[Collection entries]
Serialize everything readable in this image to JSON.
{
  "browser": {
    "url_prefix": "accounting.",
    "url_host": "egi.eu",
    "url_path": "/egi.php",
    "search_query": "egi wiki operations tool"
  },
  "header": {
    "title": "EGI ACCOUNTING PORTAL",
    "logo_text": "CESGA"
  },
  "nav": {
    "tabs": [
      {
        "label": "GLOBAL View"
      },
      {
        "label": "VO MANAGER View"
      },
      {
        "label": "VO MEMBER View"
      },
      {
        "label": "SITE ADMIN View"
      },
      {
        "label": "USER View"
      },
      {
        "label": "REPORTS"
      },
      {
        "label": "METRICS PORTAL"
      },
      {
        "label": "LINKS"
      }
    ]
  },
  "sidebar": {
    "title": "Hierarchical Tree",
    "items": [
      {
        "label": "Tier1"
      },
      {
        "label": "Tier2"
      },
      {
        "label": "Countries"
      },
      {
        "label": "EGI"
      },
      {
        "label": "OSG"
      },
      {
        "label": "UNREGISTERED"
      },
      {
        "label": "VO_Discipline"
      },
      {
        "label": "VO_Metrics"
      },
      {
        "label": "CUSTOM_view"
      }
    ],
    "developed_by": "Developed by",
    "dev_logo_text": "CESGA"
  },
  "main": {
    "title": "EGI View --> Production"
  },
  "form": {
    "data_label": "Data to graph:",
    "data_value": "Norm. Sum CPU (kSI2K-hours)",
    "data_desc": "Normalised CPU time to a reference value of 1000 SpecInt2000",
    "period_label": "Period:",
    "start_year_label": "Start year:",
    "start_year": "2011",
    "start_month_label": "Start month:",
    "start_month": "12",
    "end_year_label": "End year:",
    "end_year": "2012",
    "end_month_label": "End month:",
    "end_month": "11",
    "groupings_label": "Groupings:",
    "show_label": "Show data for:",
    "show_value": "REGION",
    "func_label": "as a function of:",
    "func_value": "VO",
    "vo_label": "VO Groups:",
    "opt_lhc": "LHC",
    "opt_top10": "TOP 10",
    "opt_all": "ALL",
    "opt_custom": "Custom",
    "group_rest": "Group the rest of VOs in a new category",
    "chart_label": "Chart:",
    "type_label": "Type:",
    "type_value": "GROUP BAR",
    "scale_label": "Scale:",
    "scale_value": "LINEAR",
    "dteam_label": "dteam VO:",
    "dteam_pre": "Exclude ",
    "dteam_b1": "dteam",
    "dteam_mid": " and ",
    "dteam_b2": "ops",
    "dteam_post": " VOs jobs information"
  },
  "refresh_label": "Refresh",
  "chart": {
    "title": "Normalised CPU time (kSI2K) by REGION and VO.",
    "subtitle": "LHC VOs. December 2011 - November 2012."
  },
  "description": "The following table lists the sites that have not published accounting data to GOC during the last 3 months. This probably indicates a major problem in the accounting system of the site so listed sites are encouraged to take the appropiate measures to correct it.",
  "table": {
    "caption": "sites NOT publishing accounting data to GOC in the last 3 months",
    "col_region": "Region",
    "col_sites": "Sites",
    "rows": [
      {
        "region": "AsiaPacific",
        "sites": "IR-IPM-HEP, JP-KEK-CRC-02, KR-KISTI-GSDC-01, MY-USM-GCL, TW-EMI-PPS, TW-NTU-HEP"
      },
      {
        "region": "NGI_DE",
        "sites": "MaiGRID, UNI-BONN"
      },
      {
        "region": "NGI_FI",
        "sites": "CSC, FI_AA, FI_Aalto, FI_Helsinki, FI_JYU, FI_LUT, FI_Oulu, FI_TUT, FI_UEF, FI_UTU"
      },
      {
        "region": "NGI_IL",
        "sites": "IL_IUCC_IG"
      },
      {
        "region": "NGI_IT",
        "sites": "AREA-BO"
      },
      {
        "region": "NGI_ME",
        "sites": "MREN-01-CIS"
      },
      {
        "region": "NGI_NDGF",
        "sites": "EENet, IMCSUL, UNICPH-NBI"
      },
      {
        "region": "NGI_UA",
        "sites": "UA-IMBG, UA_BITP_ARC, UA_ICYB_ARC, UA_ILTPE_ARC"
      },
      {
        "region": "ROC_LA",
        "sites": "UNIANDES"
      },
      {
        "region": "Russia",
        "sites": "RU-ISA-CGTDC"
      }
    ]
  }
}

● EXERCISE DIRECTIONS: Transcribe the data. Leave every line exactly as it is.

● COMPLETE ANSWER:
Serialize everything readable in this image to JSON.
{
  "browser": {
    "url_prefix": "accounting.",
    "url_host": "egi.eu",
    "url_path": "/egi.php",
    "search_query": "egi wiki operations tool"
  },
  "header": {
    "title": "EGI ACCOUNTING PORTAL",
    "logo_text": "CESGA"
  },
  "nav": {
    "tabs": [
      {
        "label": "GLOBAL View"
      },
      {
        "label": "VO MANAGER View"
      },
      {
        "label": "VO MEMBER View"
      },
      {
        "label": "SITE ADMIN View"
      },
      {
        "label": "USER View"
      },
      {
        "label": "REPORTS"
      },
      {
        "label": "METRICS PORTAL"
      },
      {
        "label": "LINKS"
      }
    ]
  },
  "sidebar": {
    "title": "Hierarchical Tree",
    "items": [
      {
        "label": "Tier1"
      },
      {
        "label": "Tier2"
      },
      {
        "label": "Countries"
      },
      {
        "label": "EGI"
      },
      {
        "label": "OSG"
      },
      {
        "label": "UNREGISTERED"
      },
      {
        "label": "VO_Discipline"
      },
      {
        "label": "VO_Metrics"
      },
      {
        "label": "CUSTOM_view"
      }
    ],
    "developed_by": "Developed by",
    "dev_logo_text": "CESGA"
  },
  "main": {
    "title": "EGI View --> Production"
  },
  "form": {
    "data_label": "Data to graph:",
    "data_value": "Norm. Sum CPU (kSI2K-hours)",
    "data_desc": "Normalised CPU time to a reference value of 1000 SpecInt2000",
    "period_label": "Period:",
    "start_year_label": "Start year:",
    "start_year": "2011",
    "start_month_label": "Start month:",
    "start_month": "12",
    "end_year_label": "End year:",
    "end_year": "2012",
    "end_month_label": "End month:",
    "end_month": "11",
    "groupings_label": "Groupings:",
    "show_label": "Show data for:",
    "show_value": "REGION",
    "func_label": "as a function of:",
    "func_value": "VO",
    "vo_label": "VO Groups:",
    "opt_lhc": "LHC",
    "opt_top10": "TOP 10",
    "opt_all": "ALL",
    "opt_custom": "Custom",
    "group_rest": "Group the rest of VOs in a new category",
    "chart_label": "Chart:",
    "type_label": "Type:",
    "type_value": "GROUP BAR",
    "scale_label": "Scale:",
    "scale_value": "LINEAR",
    "dteam_label": "dteam VO:",
    "dteam_pre": "Exclude ",
    "dteam_b1": "dteam",
    "dteam_mid": " and ",
    "dteam_b2": "ops",
    "dteam_post": " VOs jobs information"
  },
  "refresh_label": "Refresh",
  "chart": {
    "title": "Normalised CPU time (kSI2K) by REGION and VO.",
    "subtitle": "LHC VOs. December 2011 - November 2012."
  },
  "description": "The following table lists the sites that have not published accounting data to GOC during the last 3 months. This probably indicates a major problem in the accounting system of the site so listed sites are encouraged to take the appropiate measures to correct it.",
  "table": {
    "caption": "sites NOT publishing accounting data to GOC in the last 3 months",
    "col_region": "Region",
    "col_sites": "Sites",
    "rows": [
      {
        "region": "AsiaPacific",
        "sites": "IR-IPM-HEP, JP-KEK-CRC-02, KR-KISTI-GSDC-01, MY-USM-GCL, TW-EMI-PPS, TW-NTU-HEP"
      },
      {
        "region": "NGI_DE",
        "sites": "MaiGRID, UNI-BONN"
      },
      {
        "region": "NGI_FI",
        "sites": "CSC, FI_AA, FI_Aalto, FI_Helsinki, FI_JYU, FI_LUT, FI_Oulu, FI_TUT, FI_UEF, FI_UTU"
      },
      {
        "region": "NGI_IL",
        "sites": "IL_IUCC_IG"
      },
      {
        "region": "NGI_IT",
        "sites": "AREA-BO"
      },
      {
        "region": "NGI_ME",
        "sites": "MREN-01-CIS"
      },
      {
        "region": "NGI_NDGF",
        "sites": "EENet, IMCSUL, UNICPH-NBI"
      },
      {
        "region": "NGI_UA",
        "sites": "UA-IMBG, UA_BITP_ARC, UA_ICYB_ARC, UA_ILTPE_ARC"
      },
      {
        "region": "ROC_LA",
        "sites": "UNIANDES"
      },
      {
        "region": "Russia",
        "sites": "RU-ISA-CGTDC"
      }
    ]
  }
}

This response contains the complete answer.